Start Given entries
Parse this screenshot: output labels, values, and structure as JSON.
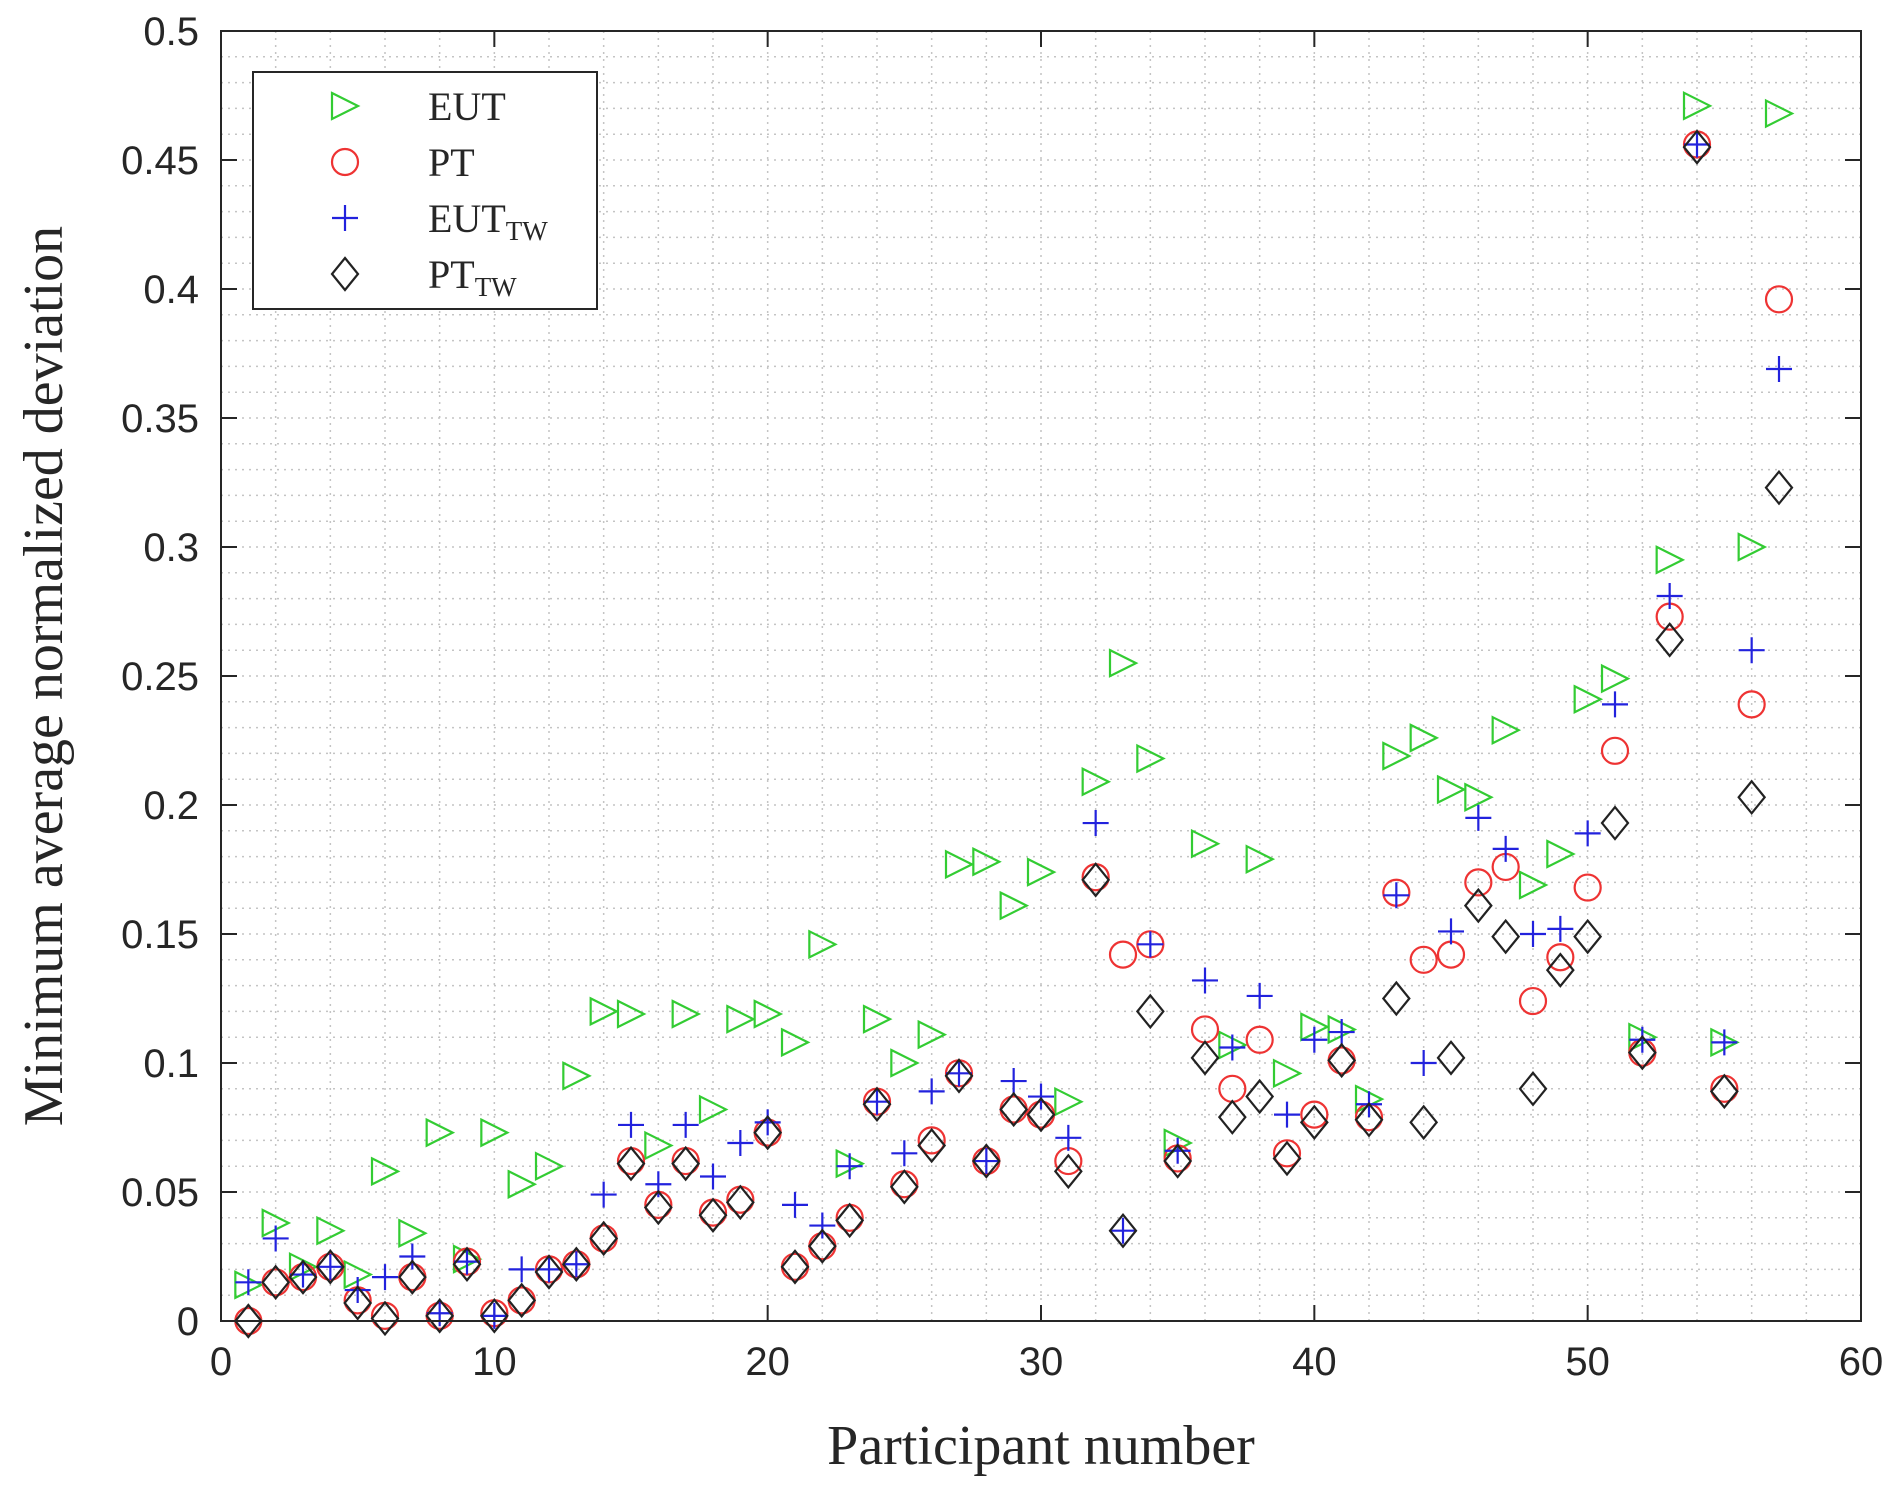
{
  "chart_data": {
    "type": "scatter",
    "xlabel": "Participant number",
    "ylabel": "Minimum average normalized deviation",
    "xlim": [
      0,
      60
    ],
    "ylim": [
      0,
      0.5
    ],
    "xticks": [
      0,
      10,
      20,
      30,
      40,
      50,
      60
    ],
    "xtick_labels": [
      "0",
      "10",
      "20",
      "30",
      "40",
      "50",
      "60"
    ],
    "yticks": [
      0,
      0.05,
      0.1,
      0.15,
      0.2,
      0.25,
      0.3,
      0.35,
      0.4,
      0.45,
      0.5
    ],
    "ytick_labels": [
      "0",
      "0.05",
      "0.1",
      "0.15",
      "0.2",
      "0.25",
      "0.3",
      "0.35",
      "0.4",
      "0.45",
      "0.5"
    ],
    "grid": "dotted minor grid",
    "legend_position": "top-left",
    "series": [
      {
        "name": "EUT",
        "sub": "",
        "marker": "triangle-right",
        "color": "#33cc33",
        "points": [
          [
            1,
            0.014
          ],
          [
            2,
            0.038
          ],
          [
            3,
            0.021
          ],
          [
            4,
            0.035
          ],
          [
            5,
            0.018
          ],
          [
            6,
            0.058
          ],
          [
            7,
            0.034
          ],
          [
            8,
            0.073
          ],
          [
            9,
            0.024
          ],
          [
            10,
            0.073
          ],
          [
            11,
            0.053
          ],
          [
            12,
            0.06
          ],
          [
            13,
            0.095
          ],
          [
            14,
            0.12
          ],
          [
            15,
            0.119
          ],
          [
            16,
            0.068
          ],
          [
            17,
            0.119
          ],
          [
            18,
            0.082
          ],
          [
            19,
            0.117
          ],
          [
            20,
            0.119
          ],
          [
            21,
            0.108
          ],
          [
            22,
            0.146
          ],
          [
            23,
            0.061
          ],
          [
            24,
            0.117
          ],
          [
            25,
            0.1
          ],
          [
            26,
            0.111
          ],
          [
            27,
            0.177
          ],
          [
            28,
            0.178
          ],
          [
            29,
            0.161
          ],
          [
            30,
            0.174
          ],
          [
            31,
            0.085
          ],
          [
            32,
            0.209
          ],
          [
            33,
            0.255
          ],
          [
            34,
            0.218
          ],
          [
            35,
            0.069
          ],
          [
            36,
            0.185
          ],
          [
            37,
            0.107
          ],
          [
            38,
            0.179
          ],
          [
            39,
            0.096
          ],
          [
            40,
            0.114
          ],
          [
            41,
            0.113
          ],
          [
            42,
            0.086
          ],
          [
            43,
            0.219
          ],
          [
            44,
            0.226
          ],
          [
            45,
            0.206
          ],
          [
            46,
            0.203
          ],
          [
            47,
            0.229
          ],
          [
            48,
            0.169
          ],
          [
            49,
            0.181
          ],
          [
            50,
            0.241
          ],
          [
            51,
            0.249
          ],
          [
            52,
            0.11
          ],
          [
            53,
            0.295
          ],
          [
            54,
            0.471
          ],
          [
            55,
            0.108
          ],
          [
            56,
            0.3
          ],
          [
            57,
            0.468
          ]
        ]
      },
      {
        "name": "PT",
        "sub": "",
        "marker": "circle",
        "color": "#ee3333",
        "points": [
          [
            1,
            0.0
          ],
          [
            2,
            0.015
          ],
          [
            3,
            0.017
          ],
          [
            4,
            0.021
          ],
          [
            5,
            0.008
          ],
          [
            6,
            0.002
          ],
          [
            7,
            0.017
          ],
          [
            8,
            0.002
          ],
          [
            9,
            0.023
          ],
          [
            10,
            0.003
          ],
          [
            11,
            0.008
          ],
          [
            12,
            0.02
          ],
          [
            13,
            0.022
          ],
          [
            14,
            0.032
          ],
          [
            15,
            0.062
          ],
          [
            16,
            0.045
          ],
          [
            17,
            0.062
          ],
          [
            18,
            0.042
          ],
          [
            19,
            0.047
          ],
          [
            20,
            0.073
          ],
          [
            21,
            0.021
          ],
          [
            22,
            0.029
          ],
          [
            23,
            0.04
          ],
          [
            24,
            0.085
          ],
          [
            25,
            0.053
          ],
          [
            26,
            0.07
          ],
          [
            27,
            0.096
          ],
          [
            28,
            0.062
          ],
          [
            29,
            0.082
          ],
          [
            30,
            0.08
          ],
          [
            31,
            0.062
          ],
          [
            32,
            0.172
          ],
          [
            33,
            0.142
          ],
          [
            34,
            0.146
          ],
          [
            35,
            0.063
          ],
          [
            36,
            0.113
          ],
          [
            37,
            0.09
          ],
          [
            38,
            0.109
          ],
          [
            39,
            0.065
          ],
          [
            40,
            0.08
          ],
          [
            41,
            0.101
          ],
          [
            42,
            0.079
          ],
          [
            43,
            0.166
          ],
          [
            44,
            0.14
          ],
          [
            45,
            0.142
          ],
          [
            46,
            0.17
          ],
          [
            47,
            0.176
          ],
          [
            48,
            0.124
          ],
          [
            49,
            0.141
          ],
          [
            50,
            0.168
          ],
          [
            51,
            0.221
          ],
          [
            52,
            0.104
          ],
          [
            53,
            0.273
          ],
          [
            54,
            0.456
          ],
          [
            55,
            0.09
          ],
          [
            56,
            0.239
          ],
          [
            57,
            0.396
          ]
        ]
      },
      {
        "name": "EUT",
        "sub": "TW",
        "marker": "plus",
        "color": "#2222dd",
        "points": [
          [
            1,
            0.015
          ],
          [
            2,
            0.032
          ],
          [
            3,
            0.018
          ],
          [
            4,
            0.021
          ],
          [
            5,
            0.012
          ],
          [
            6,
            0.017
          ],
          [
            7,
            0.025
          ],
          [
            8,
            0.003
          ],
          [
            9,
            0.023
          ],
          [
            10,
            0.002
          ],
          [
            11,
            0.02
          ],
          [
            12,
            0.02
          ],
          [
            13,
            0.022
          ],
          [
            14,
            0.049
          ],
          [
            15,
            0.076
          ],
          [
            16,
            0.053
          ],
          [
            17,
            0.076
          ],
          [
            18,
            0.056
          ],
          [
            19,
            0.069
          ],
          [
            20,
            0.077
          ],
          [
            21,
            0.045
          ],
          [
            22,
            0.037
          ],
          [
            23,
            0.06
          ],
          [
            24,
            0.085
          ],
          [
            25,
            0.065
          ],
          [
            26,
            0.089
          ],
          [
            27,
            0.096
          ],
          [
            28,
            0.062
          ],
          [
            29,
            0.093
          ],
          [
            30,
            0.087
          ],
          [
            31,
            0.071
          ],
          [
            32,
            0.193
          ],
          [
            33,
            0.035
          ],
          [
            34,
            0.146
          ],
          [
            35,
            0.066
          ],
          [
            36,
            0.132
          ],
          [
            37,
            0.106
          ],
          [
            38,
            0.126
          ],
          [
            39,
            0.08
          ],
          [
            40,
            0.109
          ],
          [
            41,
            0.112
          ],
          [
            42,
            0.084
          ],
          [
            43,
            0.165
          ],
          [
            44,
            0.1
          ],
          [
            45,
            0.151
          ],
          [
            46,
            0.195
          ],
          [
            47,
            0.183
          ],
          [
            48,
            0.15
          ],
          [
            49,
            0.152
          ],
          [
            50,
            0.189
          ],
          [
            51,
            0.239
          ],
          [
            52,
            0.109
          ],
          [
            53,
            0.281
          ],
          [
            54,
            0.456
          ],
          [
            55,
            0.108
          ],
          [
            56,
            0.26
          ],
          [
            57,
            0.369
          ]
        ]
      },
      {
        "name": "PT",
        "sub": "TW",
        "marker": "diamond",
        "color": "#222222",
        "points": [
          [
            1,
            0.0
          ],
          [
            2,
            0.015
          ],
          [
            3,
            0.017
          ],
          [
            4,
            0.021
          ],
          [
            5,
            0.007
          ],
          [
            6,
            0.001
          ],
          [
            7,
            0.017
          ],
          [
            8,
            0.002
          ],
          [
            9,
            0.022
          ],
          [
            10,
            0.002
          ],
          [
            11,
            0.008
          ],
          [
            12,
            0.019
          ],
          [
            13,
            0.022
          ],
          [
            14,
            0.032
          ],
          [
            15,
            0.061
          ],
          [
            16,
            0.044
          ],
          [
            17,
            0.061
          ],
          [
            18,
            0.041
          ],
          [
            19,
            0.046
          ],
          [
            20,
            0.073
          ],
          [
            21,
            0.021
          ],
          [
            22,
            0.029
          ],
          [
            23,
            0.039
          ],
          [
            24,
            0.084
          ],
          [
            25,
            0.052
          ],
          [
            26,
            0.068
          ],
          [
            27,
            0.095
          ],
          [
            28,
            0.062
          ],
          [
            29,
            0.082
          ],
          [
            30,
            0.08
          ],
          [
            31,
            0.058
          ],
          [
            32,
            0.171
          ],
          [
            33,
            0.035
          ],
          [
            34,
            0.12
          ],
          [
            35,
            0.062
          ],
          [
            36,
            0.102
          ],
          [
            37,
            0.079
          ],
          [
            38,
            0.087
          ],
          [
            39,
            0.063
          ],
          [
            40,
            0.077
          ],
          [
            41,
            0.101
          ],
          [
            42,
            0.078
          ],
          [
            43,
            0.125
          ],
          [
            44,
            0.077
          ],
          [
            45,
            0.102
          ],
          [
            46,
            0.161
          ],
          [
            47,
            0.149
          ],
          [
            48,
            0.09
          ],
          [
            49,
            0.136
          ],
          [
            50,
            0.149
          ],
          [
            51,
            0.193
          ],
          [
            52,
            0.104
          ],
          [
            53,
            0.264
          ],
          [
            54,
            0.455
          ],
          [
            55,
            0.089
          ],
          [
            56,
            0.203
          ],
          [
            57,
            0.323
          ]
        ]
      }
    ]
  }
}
End Given entries
• [What this task involves]
Which lines include the word "marker"? List them all.

• [Completed task]
        "marker": "triangle-right",
        "marker": "circle",
        "marker": "plus",
        "marker": "diamond",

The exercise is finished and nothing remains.